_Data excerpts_
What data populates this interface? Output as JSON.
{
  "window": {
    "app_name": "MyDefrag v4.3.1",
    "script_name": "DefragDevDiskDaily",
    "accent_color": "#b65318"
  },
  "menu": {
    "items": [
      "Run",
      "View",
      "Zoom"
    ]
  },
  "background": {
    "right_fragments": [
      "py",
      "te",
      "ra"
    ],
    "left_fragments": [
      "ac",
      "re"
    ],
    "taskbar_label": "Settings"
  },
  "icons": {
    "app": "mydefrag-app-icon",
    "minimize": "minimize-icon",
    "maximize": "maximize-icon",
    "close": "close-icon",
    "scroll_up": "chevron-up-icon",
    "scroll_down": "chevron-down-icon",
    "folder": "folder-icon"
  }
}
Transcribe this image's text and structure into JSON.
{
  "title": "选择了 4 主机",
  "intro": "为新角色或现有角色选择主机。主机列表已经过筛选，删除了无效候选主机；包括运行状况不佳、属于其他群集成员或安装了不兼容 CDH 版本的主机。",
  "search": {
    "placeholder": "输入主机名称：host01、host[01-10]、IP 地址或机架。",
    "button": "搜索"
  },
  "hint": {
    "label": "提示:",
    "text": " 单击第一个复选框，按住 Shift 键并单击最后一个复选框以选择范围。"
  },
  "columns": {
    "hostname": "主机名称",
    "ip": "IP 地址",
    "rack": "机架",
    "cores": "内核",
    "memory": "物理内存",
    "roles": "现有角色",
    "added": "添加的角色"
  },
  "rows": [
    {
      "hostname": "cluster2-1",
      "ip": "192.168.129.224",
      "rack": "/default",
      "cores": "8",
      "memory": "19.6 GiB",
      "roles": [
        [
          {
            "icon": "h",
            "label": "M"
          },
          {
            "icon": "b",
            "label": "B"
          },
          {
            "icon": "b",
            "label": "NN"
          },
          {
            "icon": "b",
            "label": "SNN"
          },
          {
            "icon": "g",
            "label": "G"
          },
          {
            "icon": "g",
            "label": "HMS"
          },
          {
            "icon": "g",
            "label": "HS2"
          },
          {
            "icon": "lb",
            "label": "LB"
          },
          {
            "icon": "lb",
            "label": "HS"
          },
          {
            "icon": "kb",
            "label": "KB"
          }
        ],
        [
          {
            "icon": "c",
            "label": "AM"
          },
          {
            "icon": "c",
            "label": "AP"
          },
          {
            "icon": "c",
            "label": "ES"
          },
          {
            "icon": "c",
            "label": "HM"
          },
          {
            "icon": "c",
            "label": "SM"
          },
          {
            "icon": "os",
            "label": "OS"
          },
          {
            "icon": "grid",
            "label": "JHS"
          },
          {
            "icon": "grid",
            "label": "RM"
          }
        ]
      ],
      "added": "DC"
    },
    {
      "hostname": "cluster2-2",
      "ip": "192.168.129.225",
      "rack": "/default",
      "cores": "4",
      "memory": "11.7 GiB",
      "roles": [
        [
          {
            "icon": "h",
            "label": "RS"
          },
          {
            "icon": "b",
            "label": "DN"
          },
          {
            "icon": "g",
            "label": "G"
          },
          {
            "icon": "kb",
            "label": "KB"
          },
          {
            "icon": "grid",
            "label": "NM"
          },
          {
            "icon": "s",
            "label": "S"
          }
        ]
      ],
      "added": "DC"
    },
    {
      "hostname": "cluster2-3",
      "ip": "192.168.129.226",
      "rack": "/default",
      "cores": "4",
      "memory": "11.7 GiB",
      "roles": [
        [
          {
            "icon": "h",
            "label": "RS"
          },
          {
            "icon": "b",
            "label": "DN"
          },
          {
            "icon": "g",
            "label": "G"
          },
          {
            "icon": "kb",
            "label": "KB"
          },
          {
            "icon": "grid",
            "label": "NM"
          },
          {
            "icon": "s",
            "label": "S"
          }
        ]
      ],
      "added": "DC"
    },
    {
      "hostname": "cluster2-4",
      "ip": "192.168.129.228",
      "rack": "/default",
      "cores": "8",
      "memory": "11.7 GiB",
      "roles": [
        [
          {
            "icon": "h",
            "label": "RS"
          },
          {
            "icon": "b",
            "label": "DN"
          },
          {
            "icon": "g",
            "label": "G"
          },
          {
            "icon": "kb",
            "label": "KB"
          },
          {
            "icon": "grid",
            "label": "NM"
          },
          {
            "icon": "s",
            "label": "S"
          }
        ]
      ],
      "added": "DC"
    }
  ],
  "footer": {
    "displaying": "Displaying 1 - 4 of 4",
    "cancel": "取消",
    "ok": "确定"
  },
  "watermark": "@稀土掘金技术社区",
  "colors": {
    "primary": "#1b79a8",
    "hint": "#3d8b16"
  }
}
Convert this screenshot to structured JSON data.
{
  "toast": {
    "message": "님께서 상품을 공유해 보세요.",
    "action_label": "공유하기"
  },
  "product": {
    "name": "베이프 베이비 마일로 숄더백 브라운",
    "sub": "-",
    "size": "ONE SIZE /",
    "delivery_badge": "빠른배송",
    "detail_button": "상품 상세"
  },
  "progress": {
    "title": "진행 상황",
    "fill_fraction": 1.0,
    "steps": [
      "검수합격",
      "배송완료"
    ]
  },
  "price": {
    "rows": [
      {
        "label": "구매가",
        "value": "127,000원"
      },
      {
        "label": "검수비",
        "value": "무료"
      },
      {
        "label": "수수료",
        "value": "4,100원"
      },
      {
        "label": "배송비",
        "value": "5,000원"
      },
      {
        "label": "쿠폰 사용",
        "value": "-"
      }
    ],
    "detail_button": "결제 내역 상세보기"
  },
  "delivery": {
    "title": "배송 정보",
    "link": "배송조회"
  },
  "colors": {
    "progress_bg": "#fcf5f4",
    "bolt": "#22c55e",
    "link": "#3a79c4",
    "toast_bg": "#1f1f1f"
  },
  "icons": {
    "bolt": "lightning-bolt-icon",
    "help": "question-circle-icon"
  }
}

_Stated goal_
List all lines from the entries that include the word "bolt".

_Complete output_
    "bolt": "#22c55e",
    "bolt": "lightning-bolt-icon",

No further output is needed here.